■ Given request:
Without omitting anything, retype the data that follows.

■ Given information:
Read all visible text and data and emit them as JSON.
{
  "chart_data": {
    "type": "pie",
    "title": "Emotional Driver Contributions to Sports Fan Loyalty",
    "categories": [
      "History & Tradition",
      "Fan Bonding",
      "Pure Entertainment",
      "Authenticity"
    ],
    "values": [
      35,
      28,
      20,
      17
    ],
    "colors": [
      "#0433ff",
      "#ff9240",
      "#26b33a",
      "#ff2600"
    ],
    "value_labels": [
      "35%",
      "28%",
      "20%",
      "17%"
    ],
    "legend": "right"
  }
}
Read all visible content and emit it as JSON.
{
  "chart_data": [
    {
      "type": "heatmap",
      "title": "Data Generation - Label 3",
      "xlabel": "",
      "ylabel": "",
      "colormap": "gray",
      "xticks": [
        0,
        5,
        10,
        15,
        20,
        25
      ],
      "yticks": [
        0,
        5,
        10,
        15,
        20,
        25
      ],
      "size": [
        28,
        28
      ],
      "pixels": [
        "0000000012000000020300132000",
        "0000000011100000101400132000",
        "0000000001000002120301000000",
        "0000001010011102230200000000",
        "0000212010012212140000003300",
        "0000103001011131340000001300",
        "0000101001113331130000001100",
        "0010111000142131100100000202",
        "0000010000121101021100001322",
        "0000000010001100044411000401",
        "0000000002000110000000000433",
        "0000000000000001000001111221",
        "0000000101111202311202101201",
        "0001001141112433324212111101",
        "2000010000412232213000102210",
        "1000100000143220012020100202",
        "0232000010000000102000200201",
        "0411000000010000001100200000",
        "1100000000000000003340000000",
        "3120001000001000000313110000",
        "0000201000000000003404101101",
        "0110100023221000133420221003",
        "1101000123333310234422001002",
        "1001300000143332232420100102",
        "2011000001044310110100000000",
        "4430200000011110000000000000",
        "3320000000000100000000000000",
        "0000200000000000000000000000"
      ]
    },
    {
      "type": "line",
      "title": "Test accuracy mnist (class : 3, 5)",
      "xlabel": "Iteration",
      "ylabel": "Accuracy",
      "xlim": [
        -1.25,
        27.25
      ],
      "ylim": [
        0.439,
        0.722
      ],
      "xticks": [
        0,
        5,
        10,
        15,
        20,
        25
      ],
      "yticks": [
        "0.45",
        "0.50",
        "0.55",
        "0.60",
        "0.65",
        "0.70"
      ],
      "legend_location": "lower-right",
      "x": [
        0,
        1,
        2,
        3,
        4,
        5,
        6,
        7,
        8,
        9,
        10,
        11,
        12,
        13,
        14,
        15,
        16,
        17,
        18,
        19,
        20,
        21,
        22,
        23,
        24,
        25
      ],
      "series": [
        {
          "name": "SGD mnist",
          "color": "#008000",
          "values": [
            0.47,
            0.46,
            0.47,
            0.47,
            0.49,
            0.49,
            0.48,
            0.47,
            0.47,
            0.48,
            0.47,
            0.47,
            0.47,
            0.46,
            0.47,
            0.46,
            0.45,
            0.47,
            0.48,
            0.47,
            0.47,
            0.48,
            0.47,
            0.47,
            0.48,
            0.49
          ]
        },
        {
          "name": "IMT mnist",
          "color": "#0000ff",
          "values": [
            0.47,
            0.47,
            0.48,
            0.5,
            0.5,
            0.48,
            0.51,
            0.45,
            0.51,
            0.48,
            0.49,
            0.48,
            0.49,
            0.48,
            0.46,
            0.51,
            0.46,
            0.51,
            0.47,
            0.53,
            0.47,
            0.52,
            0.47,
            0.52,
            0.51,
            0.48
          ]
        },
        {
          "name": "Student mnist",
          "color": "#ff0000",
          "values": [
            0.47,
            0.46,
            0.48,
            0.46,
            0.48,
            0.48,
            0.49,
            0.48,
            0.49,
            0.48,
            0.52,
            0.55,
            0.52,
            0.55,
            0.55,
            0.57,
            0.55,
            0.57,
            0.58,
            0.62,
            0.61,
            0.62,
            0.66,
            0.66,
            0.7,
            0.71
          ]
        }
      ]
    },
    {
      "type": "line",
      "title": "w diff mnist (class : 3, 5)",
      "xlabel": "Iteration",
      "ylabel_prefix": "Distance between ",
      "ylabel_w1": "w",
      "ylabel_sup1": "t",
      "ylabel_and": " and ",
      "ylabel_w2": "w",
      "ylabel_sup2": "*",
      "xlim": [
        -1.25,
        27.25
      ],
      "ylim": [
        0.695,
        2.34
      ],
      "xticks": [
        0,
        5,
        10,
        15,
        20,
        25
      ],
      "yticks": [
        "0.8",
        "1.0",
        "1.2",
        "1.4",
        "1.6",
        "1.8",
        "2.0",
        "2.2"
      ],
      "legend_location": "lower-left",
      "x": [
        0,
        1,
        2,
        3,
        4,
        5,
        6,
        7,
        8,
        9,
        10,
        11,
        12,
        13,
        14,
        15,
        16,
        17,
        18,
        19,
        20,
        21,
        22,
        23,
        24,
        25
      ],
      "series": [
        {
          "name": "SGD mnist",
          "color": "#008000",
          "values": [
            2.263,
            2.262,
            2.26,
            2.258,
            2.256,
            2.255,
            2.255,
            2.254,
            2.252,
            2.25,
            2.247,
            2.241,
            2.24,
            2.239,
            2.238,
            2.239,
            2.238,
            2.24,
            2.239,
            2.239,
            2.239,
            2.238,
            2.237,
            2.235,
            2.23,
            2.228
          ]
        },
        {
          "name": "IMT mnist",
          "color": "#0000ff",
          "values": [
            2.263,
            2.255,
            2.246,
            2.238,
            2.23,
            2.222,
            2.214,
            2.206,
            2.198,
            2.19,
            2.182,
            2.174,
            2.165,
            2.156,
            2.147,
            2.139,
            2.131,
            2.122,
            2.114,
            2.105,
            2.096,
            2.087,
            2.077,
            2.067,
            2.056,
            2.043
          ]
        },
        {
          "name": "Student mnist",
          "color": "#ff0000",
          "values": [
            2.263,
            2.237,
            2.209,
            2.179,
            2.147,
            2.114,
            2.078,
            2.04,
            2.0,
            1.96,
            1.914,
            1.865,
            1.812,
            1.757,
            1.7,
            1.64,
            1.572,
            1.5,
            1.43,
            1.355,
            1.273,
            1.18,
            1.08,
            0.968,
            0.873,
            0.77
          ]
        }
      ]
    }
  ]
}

■ Solution to this problem:
Read all visible text and data and emit them as JSON.
{
  "chart_data": {
    "type": "pie",
    "title": "Emotional Driver Contributions to Sports Fan Loyalty",
    "categories": [
      "History & Tradition",
      "Fan Bonding",
      "Pure Entertainment",
      "Authenticity"
    ],
    "values": [
      35,
      28,
      20,
      17
    ],
    "colors": [
      "#0433ff",
      "#ff9240",
      "#26b33a",
      "#ff2600"
    ],
    "value_labels": [
      "35%",
      "28%",
      "20%",
      "17%"
    ],
    "legend": "right"
  }
}
Read all visible content and emit it as JSON.
{
  "chart_data": [
    {
      "type": "heatmap",
      "title": "Data Generation - Label 3",
      "xlabel": "",
      "ylabel": "",
      "colormap": "gray",
      "xticks": [
        0,
        5,
        10,
        15,
        20,
        25
      ],
      "yticks": [
        0,
        5,
        10,
        15,
        20,
        25
      ],
      "size": [
        28,
        28
      ],
      "pixels": [
        "0000000012000000020300132000",
        "0000000011100000101400132000",
        "0000000001000002120301000000",
        "0000001010011102230200000000",
        "0000212010012212140000003300",
        "0000103001011131340000001300",
        "0000101001113331130000001100",
        "0010111000142131100100000202",
        "0000010000121101021100001322",
        "0000000010001100044411000401",
        "0000000002000110000000000433",
        "0000000000000001000001111221",
        "0000000101111202311202101201",
        "0001001141112433324212111101",
        "2000010000412232213000102210",
        "1000100000143220012020100202",
        "0232000010000000102000200201",
        "0411000000010000001100200000",
        "1100000000000000003340000000",
        "3120001000001000000313110000",
        "0000201000000000003404101101",
        "0110100023221000133420221003",
        "1101000123333310234422001002",
        "1001300000143332232420100102",
        "2011000001044310110100000000",
        "4430200000011110000000000000",
        "3320000000000100000000000000",
        "0000200000000000000000000000"
      ]
    },
    {
      "type": "line",
      "title": "Test accuracy mnist (class : 3, 5)",
      "xlabel": "Iteration",
      "ylabel": "Accuracy",
      "xlim": [
        -1.25,
        27.25
      ],
      "ylim": [
        0.439,
        0.722
      ],
      "xticks": [
        0,
        5,
        10,
        15,
        20,
        25
      ],
      "yticks": [
        "0.45",
        "0.50",
        "0.55",
        "0.60",
        "0.65",
        "0.70"
      ],
      "legend_location": "lower-right",
      "x": [
        0,
        1,
        2,
        3,
        4,
        5,
        6,
        7,
        8,
        9,
        10,
        11,
        12,
        13,
        14,
        15,
        16,
        17,
        18,
        19,
        20,
        21,
        22,
        23,
        24,
        25
      ],
      "series": [
        {
          "name": "SGD mnist",
          "color": "#008000",
          "values": [
            0.47,
            0.46,
            0.47,
            0.47,
            0.49,
            0.49,
            0.48,
            0.47,
            0.47,
            0.48,
            0.47,
            0.47,
            0.47,
            0.46,
            0.47,
            0.46,
            0.45,
            0.47,
            0.48,
            0.47,
            0.47,
            0.48,
            0.47,
            0.47,
            0.48,
            0.49
          ]
        },
        {
          "name": "IMT mnist",
          "color": "#0000ff",
          "values": [
            0.47,
            0.47,
            0.48,
            0.5,
            0.5,
            0.48,
            0.51,
            0.45,
            0.51,
            0.48,
            0.49,
            0.48,
            0.49,
            0.48,
            0.46,
            0.51,
            0.46,
            0.51,
            0.47,
            0.53,
            0.47,
            0.52,
            0.47,
            0.52,
            0.51,
            0.48
          ]
        },
        {
          "name": "Student mnist",
          "color": "#ff0000",
          "values": [
            0.47,
            0.46,
            0.48,
            0.46,
            0.48,
            0.48,
            0.49,
            0.48,
            0.49,
            0.48,
            0.52,
            0.55,
            0.52,
            0.55,
            0.55,
            0.57,
            0.55,
            0.57,
            0.58,
            0.62,
            0.61,
            0.62,
            0.66,
            0.66,
            0.7,
            0.71
          ]
        }
      ]
    },
    {
      "type": "line",
      "title": "w diff mnist (class : 3, 5)",
      "xlabel": "Iteration",
      "ylabel_prefix": "Distance between ",
      "ylabel_w1": "w",
      "ylabel_sup1": "t",
      "ylabel_and": " and ",
      "ylabel_w2": "w",
      "ylabel_sup2": "*",
      "xlim": [
        -1.25,
        27.25
      ],
      "ylim": [
        0.695,
        2.34
      ],
      "xticks": [
        0,
        5,
        10,
        15,
        20,
        25
      ],
      "yticks": [
        "0.8",
        "1.0",
        "1.2",
        "1.4",
        "1.6",
        "1.8",
        "2.0",
        "2.2"
      ],
      "legend_location": "lower-left",
      "x": [
        0,
        1,
        2,
        3,
        4,
        5,
        6,
        7,
        8,
        9,
        10,
        11,
        12,
        13,
        14,
        15,
        16,
        17,
        18,
        19,
        20,
        21,
        22,
        23,
        24,
        25
      ],
      "series": [
        {
          "name": "SGD mnist",
          "color": "#008000",
          "values": [
            2.263,
            2.262,
            2.26,
            2.258,
            2.256,
            2.255,
            2.255,
            2.254,
            2.252,
            2.25,
            2.247,
            2.241,
            2.24,
            2.239,
            2.238,
            2.239,
            2.238,
            2.24,
            2.239,
            2.239,
            2.239,
            2.238,
            2.237,
            2.235,
            2.23,
            2.228
          ]
        },
        {
          "name": "IMT mnist",
          "color": "#0000ff",
          "values": [
            2.263,
            2.255,
            2.246,
            2.238,
            2.23,
            2.222,
            2.214,
            2.206,
            2.198,
            2.19,
            2.182,
            2.174,
            2.165,
            2.156,
            2.147,
            2.139,
            2.131,
            2.122,
            2.114,
            2.105,
            2.096,
            2.087,
            2.077,
            2.067,
            2.056,
            2.043
          ]
        },
        {
          "name": "Student mnist",
          "color": "#ff0000",
          "values": [
            2.263,
            2.237,
            2.209,
            2.179,
            2.147,
            2.114,
            2.078,
            2.04,
            2.0,
            1.96,
            1.914,
            1.865,
            1.812,
            1.757,
            1.7,
            1.64,
            1.572,
            1.5,
            1.43,
            1.355,
            1.273,
            1.18,
            1.08,
            0.968,
            0.873,
            0.77
          ]
        }
      ]
    }
  ]
}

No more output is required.